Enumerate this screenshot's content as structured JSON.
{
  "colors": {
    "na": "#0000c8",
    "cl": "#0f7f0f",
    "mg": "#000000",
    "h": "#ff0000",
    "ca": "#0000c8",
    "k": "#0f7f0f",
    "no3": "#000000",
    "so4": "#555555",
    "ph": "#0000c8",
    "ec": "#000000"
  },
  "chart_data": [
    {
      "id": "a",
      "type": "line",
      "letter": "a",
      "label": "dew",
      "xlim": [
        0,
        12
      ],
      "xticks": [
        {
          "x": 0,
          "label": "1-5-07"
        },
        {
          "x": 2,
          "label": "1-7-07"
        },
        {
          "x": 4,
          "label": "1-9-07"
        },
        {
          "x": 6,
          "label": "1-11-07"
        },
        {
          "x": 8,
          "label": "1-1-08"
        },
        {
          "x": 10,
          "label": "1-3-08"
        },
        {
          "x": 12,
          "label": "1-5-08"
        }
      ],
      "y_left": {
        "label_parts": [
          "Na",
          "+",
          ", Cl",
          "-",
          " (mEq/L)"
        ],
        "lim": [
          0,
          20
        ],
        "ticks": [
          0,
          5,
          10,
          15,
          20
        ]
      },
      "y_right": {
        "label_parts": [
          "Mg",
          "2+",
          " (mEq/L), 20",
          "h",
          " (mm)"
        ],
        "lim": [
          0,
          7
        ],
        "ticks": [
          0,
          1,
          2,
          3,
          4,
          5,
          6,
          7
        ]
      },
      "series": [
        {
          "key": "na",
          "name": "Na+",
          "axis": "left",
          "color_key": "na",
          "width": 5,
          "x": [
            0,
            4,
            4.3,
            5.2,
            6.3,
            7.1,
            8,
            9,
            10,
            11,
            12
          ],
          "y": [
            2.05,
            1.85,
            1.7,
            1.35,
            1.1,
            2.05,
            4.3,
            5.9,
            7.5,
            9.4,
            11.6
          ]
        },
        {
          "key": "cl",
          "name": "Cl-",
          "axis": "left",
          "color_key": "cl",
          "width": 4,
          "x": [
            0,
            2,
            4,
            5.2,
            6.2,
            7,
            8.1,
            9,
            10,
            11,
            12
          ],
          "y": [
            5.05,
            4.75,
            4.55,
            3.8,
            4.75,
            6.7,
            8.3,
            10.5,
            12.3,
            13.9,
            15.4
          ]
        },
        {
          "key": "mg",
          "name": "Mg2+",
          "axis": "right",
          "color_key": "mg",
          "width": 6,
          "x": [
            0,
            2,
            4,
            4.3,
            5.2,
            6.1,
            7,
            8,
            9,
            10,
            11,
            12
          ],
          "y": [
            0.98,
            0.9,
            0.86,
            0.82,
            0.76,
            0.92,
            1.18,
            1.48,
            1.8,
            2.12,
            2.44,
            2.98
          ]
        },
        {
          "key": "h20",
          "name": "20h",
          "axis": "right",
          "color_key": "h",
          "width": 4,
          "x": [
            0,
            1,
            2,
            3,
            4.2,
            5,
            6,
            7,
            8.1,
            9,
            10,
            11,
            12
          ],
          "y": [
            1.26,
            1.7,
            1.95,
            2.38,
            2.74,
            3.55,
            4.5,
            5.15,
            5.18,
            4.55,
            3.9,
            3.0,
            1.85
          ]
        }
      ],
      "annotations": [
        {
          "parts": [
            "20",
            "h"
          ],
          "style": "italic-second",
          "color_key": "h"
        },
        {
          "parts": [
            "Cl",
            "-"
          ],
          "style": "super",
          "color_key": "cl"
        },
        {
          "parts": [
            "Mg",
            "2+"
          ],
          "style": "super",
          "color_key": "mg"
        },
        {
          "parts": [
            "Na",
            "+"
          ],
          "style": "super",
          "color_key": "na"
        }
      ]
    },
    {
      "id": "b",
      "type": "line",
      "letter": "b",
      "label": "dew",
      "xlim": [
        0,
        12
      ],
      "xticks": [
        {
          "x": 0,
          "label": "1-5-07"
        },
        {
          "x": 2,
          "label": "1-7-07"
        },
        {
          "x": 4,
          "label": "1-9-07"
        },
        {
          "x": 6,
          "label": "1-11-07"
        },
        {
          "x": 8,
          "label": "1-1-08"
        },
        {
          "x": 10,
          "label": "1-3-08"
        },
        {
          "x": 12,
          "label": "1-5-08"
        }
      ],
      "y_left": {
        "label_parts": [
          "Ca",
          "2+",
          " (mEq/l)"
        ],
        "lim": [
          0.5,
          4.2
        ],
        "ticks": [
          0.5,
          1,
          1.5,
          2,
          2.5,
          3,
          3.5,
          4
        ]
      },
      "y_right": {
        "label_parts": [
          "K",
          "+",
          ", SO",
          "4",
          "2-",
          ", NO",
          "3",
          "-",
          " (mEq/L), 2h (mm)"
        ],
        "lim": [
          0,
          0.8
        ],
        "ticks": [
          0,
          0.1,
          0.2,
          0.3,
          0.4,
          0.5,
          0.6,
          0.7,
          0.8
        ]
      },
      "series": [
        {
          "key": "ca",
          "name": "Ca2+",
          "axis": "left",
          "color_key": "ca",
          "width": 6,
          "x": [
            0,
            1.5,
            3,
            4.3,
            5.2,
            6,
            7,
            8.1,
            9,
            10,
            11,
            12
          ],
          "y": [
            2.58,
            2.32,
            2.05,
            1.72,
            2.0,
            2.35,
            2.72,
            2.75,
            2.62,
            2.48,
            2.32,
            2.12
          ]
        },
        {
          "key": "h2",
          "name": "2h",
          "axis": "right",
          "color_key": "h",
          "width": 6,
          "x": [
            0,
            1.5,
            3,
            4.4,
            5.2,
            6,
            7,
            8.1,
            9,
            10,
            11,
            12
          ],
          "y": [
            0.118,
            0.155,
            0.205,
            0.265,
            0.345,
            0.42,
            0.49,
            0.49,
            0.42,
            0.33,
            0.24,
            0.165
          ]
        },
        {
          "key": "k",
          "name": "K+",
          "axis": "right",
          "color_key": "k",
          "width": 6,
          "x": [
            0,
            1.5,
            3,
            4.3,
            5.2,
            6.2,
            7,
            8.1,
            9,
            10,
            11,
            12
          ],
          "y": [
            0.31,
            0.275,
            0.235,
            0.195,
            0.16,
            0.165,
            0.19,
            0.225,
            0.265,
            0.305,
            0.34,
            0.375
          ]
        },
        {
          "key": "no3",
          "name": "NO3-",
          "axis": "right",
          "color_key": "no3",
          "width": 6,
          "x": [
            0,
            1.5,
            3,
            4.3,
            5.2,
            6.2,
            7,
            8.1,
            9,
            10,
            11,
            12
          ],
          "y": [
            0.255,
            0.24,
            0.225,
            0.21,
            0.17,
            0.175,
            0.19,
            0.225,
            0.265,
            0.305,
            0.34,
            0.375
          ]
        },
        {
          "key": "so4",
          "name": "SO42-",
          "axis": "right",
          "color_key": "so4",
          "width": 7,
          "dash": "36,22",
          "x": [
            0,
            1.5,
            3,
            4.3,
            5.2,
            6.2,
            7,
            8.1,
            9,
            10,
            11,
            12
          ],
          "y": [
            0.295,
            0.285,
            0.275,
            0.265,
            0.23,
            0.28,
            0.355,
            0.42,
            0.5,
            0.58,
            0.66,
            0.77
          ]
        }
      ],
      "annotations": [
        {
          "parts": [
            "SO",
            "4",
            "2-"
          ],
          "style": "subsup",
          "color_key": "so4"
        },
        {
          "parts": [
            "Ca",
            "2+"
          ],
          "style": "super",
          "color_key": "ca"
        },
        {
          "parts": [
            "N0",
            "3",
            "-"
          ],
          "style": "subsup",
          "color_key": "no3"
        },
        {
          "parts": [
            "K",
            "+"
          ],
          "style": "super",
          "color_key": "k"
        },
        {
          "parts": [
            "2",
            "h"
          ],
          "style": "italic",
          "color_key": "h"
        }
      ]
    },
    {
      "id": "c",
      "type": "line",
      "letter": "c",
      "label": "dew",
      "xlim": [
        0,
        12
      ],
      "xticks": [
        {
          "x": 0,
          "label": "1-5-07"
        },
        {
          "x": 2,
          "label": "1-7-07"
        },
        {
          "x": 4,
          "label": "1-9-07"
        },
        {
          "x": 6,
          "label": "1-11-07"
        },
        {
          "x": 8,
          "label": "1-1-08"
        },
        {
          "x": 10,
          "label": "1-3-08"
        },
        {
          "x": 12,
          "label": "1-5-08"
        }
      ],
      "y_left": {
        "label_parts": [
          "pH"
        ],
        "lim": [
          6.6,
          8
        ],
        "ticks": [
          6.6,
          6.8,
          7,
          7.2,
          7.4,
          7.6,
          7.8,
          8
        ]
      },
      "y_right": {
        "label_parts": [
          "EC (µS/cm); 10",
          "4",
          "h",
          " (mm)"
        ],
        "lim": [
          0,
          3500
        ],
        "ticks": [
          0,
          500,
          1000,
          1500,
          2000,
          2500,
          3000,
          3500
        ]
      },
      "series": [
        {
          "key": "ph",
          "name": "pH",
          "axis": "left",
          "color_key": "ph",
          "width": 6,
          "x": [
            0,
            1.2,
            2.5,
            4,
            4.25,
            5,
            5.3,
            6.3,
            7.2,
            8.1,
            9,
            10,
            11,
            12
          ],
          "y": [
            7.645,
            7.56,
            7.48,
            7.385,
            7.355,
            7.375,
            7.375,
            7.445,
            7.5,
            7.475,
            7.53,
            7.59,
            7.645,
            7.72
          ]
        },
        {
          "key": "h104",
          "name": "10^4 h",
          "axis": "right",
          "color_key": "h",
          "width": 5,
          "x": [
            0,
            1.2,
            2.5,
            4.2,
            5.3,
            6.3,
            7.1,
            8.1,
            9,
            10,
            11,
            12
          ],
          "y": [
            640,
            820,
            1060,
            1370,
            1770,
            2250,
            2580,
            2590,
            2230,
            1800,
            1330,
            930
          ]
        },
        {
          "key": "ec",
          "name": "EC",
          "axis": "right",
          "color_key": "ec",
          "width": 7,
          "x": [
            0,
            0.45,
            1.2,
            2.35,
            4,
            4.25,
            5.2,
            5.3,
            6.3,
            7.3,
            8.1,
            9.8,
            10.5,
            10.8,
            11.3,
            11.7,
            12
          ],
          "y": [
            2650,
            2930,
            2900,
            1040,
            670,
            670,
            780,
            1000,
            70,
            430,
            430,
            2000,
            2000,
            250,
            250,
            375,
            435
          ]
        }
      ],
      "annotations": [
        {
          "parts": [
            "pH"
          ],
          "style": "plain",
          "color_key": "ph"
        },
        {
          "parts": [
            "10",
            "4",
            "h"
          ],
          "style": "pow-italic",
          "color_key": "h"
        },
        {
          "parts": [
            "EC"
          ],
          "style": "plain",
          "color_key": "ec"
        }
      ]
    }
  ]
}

---------------

**Instructions to follow**
Using the material above, report each line where "italic" occurs.

**Task solution**
          "style": "italic-second",
          "style": "italic",
          "style": "pow-italic",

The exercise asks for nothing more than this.